◆ **WHAT TO WORK ON**:
1. In the text on sentiment analysis systems, what accuracy did the Output Transformer Encoder (OTE) model achieve?
2. From the text on sentiment analysis systems, echo the part that opens with the words containing "In 2025, Wang et.al." and closes with "the existing techniques.".

◆ **READING TEXT**:
Ren [26] proposed a MSA system in 2024 that combines ResNet-50 for visual feature extraction and BERT for textual representation. The Output Transformer Encoder (OTE) model outperformed unimodal baselines with an accuracy of 74.5% using Accuracy, Precision, Recall, and F1-score as assessment criteria (BERT: 70.5%, ResNet: 65.75%).

In 2025, Wang and Zhuang [27] analyzed emotions in text data using a variety of emotional analysis methods. Then, using a hierarchical information fusion technique, the emotional analysis results of many models were combined to increase accuracy. In the meantime, node information in graph data was processed using graph embedding algorithms like DeepWalk and Node2vec. Emotional analysis of nodes was done using the embedding model of graph nodes. Additionally, contextual node information was acquired to enhance emotional analysis performance based on models such Graph Convolutional Neural Networks (GCN) for message passing.

In 2025, Wang et.al. [28] introduced the Global-Local Feature Fusion with Co-Attention (GLFFCA) model for feature-level MSA (text and image). The model specifically addresses the challenge of aligning global semantic features with local relationships at a fine grained level. On Twitter-based multimodal sentiment data, GLFFCA produced excellent results with accuracy rates above 80–85% and F1-scores consistently higher than the existing techniques.

◆ **PROVIDED RECORDS**:
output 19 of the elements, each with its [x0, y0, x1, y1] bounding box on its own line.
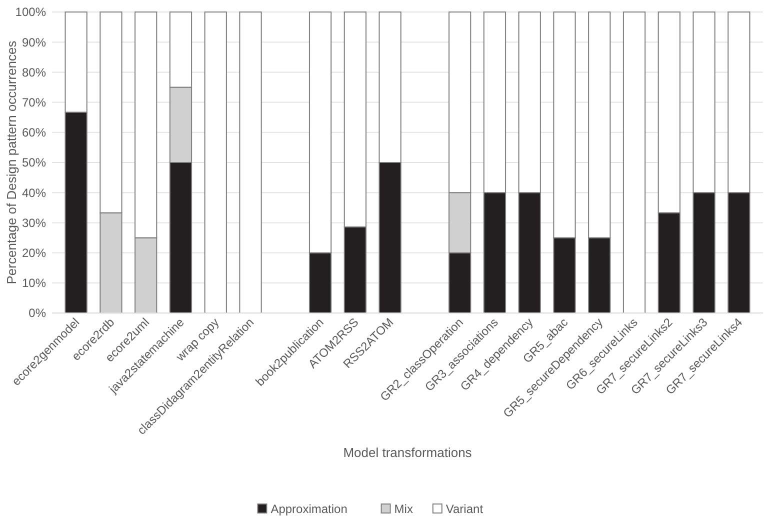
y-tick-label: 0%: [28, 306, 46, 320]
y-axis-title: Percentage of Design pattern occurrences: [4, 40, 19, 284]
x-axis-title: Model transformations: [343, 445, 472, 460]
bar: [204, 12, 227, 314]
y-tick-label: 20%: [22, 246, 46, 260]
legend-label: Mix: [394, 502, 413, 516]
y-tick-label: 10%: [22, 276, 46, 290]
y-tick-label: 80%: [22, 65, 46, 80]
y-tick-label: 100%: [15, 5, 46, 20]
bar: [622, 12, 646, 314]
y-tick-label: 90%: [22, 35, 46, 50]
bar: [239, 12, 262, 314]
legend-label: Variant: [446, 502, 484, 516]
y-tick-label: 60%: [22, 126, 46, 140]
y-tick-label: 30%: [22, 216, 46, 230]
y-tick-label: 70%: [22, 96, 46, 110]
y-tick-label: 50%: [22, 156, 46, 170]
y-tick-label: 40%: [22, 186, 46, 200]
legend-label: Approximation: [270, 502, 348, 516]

==

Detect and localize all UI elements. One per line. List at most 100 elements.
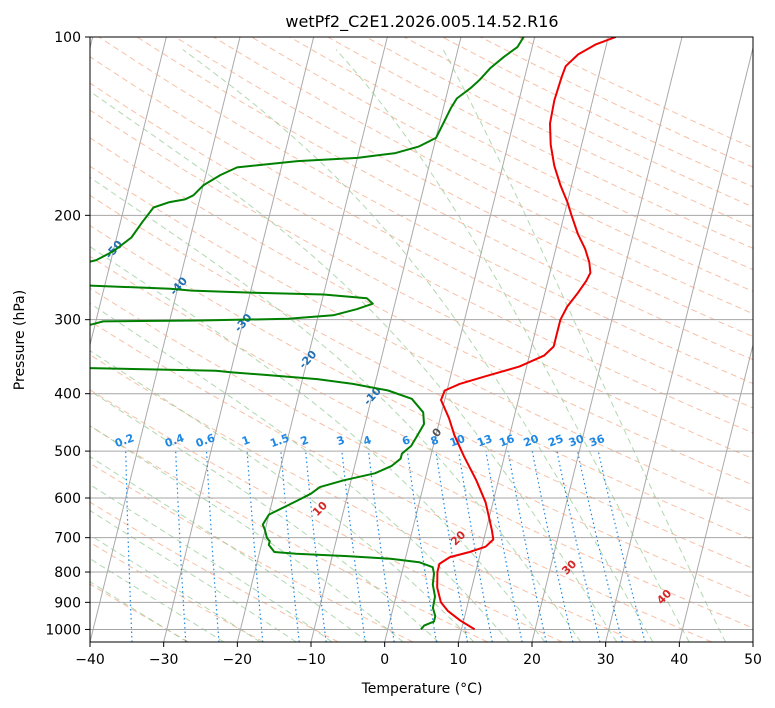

◆ **SOLUTION LIST**:
1. 74.5%

2.
In 2025, Wang et.al. [28] introduced the Global-Local Feature Fusion with Co-Attention (GLFFCA) model for feature-level MSA (text and image). The model specifically addresses the challenge of aligning global semantic features with local relationships at a fine grained level. On Twitter-based multimodal sentiment data, GLFFCA produced excellent results with accuracy rates above 80–85% and F1-scores consistently higher than the existing techniques.